Tasks
[1] Reproduce the Stratojet bomber passage word for word, starting with "Designed by Boeing, the" and going on through "in the nose.".
[2] Extend the description of the B-47E Stratojet bomber with new text that follows on from its final sentence.

Document segment
Designed by Boeing, the Stratojet was a high-subsonic speed strategic bomber and reconnaissance aircraft, in service from 1951 until 1977. The B-47 could fly higher and faster than jet fighters of the time, and it was also highly maneuverable. B-47E (Boeing Model 450-157-35) was flown by a two pilots in a tandem cockpit. A navigator/bombardier was at a station in the nose.

The B-47E Stratojet differed from the earlier B-47B primarily with upgraded engines and strengthened landing gear to handle an increase in maximum weight. The B-47E Stratojet is 107.1 feet (32.644 meters) long with a wingspan of 116.0 feet (35.357 meters), and an overall height of  28.0 feet (8.534 meters). The wings are shoulder-mounted and have a total area of 1,428 square feet (132.67 square meters). The wings’ leading edges are swept aft to 36° 37′. The angle of incidence is 2° 45′ and there is 0° dihedral (the wings were very flexible). The B-47E in standard configuration had an empty weight of 78,620 pounds (35,661 kilograms) and maximum takeoff weight of 200,000 pounds (90,718 kilograms).

Study material
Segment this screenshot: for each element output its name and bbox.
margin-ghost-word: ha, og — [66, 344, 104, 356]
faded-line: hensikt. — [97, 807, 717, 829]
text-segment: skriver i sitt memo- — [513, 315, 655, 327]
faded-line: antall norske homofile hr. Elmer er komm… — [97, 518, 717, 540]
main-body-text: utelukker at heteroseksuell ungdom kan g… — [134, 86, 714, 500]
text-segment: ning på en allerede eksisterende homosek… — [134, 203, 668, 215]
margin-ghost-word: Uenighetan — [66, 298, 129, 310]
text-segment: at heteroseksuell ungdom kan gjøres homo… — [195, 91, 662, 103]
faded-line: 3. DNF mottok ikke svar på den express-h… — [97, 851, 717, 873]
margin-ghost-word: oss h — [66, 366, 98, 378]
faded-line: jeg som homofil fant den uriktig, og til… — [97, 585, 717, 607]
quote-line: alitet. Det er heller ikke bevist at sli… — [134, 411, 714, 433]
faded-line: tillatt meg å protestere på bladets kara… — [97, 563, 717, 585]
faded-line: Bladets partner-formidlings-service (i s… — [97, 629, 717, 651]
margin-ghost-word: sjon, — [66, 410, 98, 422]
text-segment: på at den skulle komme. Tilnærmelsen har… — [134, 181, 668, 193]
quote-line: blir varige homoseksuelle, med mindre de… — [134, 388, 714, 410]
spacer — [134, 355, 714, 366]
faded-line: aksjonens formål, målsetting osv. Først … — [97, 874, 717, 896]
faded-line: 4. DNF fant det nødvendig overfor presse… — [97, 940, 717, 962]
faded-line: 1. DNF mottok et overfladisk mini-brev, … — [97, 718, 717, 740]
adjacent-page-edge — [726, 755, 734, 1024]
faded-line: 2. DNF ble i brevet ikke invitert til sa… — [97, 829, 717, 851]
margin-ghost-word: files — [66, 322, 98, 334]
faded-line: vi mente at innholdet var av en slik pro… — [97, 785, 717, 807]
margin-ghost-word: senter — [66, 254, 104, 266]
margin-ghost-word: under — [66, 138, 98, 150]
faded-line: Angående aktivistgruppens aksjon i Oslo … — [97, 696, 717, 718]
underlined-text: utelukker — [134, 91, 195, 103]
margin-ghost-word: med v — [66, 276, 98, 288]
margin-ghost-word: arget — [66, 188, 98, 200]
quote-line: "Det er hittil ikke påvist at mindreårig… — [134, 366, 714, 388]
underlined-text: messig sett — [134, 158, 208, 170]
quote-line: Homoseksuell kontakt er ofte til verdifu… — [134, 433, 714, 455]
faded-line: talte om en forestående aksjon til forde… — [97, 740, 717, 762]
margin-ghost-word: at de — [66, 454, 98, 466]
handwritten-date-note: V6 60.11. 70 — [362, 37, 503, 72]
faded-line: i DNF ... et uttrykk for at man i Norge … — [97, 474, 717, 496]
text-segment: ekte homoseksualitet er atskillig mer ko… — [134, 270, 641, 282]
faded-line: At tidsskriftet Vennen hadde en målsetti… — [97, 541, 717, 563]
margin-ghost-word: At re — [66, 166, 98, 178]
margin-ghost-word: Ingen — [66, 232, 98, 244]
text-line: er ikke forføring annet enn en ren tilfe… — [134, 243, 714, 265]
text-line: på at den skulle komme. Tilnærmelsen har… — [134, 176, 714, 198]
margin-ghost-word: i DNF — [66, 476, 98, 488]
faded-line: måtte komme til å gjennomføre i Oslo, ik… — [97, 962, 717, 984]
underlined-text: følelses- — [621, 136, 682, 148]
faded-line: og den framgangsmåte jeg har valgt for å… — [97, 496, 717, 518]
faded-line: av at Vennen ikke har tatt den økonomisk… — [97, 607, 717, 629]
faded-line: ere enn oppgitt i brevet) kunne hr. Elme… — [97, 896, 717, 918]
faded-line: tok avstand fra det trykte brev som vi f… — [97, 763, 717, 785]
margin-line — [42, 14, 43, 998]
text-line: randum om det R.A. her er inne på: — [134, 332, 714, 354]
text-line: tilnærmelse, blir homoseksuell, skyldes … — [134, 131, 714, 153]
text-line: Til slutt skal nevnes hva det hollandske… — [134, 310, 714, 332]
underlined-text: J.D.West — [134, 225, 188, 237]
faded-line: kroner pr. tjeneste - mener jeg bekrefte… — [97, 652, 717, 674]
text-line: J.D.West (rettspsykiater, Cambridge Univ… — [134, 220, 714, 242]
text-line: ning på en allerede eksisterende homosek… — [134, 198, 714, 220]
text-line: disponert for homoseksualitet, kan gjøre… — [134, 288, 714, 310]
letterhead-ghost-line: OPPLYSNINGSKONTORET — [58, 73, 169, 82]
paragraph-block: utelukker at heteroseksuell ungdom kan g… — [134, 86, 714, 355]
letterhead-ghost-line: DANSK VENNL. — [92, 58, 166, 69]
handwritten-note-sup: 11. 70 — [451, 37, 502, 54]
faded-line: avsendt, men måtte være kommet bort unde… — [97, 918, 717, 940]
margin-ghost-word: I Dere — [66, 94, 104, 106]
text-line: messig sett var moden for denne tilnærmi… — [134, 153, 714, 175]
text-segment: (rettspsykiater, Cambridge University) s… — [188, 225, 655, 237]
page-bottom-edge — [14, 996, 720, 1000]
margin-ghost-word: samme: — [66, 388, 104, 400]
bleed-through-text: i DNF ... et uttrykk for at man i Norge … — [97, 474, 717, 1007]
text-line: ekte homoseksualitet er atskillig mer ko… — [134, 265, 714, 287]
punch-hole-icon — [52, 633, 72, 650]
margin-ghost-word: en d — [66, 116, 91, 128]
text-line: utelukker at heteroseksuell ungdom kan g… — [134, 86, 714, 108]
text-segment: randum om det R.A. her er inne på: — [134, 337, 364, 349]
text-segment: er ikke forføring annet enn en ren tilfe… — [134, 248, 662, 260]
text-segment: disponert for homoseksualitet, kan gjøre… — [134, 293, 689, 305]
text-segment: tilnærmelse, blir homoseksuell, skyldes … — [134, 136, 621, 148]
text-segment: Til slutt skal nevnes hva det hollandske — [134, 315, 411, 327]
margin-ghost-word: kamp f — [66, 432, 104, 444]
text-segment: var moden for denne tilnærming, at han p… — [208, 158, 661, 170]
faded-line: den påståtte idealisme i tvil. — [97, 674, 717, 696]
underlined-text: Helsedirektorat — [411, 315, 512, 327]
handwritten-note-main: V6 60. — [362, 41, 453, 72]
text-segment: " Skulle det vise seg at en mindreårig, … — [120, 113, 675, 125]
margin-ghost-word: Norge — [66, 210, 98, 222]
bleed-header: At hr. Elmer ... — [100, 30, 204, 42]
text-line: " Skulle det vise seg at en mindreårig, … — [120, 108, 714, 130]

Your responses
[1]
Designed by Boeing, the Stratojet was a high-subsonic speed strategic bomber and reconnaissance aircraft, in service from 1951 until 1977. The B-47 could fly higher and faster than jet fighters of the time, and it was also highly maneuverable. B-47E (Boeing Model 450-157-35) was flown by a two pilots in a tandem cockpit. A navigator/bombardier was at a station in the nose.

[2]
The B-47E was powered by six General Electric J47-GE-25 turbojet engines in four nacelles mounted on pylons below the wings. This engine has a 12-stage axial-flow compressor, eight combustion chambers, and single-stage turbine. The -25 has a continuous power rating of 5,320 pounds of thrust (23.665 kilonewtons) at 7,630 r.p.m., at Sea Level; Military Power, 5,670 pounds (25.221 kilonewtons) at 7,800 r.p.m. (30 minute limit); and Maximum Power, 7,200 pounds (32.027 kilonewtons) at 7,950 r.p.m. with water/alcohol injection (5 minute limit). The J47-GE-25 has a maximum diameter of 3 feet, 1 inch (0.940 meters) and length of 12 feet, 0 inches (3.658 meters) and weighs 2,653 pounds (1,203 kilograms)

The B-47E had a maximum speed of 497 knots (572 miles per hour/920 kilometers per hour) at 20,000 feet (6,096 meters), and 485 knots (558 miles per hour/898 kilometers per hour) at 38,600 feet (11,765 meters).

The service ceiling was 31,500 feet (9,601 meters) and combat ceiling 40,800 feet (12,436 meters).

The combat radius of the B-47E was 1,780 nautical miles 2,048 miles (3,297 kilometers with a 10,000 pound (4,536 kilograms) bomb load. Ferry range with 14,720 gallons (55,721 liters) of fuel was 4,095 nautical miles (4,712 miles/7,584 kilometers).

For defense the B-47E was armed with two M24A1 20 mm autocannons with 350 rounds of ammunition per gun. The remotely-operated tail turret was controlled by the co-pilot.

The maximum bomb load of the B-47E was 12,000 pounds (5,443 kilograms). The B-47 could carry up to six 2,000 pound (907 kilogram) bombs, or one 10,670 pound (4,840 kilograms) “Special Store”: a B-41 three-stage radiation-implosion thermonuclear bomb with a yield of 25 megatons).

B-47E-25-DT Stratojet 52-166 flies over California's Central Valley farmland as it heads to Castle Air Force Base on the very last B-47 flight, 17 June 1986. (U.S. Air Force)
B-47E-25-DT Stratojet 52-166 flies over California’s Central Valley farmland as it heads to Castle Air Force Base on the very last B-47 flight, 17 June 1986. (U.S. Air Force)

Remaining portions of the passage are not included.